INPUT:
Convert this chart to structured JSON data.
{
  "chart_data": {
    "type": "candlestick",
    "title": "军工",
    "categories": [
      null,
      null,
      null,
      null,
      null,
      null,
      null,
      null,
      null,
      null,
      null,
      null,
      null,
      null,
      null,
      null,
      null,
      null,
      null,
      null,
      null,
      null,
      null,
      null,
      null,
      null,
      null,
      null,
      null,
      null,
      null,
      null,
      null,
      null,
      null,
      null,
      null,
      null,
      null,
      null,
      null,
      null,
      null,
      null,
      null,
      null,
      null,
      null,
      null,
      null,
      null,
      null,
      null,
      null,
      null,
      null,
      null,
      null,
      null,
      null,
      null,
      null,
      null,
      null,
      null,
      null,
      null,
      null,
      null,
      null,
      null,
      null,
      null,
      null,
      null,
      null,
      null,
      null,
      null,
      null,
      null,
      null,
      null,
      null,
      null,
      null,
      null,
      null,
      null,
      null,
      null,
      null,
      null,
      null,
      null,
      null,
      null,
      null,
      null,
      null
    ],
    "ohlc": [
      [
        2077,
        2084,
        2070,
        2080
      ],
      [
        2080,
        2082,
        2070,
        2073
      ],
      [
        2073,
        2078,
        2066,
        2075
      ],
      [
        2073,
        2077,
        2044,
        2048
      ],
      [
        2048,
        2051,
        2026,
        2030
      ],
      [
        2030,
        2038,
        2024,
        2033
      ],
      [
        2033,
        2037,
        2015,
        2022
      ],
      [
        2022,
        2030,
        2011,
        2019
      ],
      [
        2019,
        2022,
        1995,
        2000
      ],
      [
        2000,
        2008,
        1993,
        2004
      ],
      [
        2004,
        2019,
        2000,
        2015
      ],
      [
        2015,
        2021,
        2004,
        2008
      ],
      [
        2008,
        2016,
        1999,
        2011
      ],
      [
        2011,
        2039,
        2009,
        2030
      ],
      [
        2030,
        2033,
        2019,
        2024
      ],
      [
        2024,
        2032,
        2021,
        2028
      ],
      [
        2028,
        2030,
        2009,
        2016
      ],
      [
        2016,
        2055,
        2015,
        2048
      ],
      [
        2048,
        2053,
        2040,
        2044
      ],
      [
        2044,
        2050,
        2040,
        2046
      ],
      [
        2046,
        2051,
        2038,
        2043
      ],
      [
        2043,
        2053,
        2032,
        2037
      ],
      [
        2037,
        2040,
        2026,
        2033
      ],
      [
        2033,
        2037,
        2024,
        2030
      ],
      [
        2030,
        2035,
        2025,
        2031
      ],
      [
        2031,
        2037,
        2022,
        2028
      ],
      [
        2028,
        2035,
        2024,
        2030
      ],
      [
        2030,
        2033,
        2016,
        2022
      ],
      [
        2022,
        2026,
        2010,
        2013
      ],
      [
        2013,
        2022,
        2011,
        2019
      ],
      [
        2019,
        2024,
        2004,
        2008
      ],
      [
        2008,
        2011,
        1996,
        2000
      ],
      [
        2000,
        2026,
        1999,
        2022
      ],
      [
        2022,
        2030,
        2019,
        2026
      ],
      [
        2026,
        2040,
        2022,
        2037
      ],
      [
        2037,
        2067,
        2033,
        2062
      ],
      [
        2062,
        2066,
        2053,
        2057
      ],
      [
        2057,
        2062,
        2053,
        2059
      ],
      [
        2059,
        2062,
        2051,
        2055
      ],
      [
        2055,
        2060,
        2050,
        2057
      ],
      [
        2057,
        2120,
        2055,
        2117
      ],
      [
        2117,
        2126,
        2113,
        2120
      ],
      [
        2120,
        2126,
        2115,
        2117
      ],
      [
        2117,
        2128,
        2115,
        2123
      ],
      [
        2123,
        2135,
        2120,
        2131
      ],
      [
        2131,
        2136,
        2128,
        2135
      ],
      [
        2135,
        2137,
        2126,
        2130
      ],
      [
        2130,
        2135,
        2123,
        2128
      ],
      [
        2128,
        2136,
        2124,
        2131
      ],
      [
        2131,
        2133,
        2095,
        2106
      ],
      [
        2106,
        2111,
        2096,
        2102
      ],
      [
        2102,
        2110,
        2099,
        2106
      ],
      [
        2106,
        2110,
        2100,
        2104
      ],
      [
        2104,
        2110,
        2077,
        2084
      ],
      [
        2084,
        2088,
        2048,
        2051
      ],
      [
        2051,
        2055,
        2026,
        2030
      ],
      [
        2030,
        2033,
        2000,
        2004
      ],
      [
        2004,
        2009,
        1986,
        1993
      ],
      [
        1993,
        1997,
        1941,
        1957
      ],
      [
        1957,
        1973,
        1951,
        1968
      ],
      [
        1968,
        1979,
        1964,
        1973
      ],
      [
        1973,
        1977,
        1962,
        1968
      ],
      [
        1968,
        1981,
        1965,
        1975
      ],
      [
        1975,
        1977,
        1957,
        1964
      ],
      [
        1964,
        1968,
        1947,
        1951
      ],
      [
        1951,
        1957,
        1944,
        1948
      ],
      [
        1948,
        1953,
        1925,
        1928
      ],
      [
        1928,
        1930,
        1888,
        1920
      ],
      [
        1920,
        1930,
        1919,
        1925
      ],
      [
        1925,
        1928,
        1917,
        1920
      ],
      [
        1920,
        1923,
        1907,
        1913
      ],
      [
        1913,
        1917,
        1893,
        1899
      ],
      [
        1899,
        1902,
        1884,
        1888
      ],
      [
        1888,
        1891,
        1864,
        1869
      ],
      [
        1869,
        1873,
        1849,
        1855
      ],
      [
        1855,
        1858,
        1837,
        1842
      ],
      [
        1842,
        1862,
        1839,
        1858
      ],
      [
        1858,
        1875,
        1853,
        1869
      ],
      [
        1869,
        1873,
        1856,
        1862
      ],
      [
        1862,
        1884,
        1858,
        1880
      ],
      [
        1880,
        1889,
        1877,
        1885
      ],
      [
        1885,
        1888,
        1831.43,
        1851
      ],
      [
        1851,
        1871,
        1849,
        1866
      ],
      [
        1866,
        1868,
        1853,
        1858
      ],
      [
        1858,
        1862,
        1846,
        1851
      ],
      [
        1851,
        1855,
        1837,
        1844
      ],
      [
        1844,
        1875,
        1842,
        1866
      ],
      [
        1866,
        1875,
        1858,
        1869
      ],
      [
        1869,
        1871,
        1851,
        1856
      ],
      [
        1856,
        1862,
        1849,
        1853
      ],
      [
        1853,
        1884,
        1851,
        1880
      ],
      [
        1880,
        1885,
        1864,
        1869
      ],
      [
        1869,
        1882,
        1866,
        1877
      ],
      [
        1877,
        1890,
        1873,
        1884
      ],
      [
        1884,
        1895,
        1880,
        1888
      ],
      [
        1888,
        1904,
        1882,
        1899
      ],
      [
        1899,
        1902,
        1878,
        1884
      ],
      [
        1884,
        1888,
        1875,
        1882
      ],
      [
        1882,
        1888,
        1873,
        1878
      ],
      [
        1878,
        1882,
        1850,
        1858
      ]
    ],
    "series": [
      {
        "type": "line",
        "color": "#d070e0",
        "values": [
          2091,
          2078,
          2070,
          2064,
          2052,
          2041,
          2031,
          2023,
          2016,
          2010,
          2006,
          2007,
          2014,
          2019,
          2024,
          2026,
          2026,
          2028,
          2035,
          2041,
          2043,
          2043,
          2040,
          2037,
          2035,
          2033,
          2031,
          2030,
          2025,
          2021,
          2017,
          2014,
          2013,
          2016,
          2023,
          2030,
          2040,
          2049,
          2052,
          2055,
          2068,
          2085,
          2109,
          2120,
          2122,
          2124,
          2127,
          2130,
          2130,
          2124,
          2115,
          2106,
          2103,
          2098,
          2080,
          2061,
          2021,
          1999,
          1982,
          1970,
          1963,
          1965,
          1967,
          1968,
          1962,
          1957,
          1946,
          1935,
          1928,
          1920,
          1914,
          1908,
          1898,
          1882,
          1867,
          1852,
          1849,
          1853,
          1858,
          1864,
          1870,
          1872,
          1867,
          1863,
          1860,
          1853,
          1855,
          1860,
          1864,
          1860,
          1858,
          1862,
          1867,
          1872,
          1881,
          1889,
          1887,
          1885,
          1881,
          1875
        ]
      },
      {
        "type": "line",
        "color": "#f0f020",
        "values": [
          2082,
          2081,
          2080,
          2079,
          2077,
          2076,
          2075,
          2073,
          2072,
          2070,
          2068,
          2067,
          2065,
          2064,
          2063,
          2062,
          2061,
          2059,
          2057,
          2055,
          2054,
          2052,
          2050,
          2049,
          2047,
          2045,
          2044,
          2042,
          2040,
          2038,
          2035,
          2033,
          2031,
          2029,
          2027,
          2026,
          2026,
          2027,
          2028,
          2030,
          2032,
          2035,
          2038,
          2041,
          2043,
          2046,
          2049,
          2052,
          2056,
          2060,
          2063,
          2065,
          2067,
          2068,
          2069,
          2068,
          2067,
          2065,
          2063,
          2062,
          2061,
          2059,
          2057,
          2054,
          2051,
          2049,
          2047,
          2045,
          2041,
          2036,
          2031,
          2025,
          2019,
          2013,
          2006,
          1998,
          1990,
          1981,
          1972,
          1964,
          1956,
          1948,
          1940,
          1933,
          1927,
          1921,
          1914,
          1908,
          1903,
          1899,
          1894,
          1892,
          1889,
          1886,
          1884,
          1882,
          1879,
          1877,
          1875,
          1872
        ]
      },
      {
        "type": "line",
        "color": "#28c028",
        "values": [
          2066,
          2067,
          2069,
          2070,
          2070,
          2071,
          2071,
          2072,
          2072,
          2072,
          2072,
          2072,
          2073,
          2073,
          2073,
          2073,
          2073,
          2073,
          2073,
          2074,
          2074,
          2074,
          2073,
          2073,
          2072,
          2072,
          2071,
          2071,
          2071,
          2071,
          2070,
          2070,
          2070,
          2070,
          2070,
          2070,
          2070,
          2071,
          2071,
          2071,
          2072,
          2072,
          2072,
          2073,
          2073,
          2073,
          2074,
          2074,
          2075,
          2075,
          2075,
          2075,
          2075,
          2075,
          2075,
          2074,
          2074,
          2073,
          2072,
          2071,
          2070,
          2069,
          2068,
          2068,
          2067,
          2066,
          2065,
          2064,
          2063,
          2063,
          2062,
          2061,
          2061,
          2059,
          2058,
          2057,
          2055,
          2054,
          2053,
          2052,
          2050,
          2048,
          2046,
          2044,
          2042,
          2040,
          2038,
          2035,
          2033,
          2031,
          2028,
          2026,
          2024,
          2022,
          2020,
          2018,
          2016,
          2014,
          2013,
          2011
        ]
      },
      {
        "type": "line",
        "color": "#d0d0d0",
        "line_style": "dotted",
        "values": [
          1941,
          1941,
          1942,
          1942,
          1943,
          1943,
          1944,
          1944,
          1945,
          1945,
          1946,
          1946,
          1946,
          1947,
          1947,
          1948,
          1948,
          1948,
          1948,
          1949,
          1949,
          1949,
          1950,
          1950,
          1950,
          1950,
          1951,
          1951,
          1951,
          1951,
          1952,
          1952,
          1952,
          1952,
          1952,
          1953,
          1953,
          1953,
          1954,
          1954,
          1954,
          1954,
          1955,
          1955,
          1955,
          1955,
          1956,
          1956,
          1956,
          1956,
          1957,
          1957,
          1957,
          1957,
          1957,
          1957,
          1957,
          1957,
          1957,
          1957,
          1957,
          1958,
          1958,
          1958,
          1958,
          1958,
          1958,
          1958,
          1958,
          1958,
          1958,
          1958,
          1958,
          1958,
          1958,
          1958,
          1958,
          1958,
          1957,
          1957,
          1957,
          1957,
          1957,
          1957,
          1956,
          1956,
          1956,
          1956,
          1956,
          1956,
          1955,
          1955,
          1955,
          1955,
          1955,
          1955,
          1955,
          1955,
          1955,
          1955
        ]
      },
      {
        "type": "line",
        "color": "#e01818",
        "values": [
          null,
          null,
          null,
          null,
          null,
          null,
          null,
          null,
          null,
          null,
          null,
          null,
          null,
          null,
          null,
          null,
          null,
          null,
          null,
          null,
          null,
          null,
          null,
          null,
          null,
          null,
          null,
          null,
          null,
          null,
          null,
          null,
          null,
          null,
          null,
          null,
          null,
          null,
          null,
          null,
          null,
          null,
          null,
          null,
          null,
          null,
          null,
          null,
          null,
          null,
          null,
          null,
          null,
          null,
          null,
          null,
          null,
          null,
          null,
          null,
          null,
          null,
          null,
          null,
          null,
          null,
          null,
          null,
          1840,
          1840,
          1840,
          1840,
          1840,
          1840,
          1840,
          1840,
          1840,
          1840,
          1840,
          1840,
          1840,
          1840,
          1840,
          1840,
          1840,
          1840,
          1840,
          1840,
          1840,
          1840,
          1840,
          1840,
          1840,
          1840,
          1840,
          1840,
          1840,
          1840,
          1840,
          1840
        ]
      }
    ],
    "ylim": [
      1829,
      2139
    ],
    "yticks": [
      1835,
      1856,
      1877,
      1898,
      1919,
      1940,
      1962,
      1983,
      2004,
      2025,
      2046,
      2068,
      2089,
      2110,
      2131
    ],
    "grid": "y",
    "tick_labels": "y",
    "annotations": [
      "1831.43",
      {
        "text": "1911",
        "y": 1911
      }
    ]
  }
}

PROBLEM TO SOLVE: Tally the lines of the preceding listing in which the word "color" appears; state nothing but the total.

WRITTEN ANSWER: 5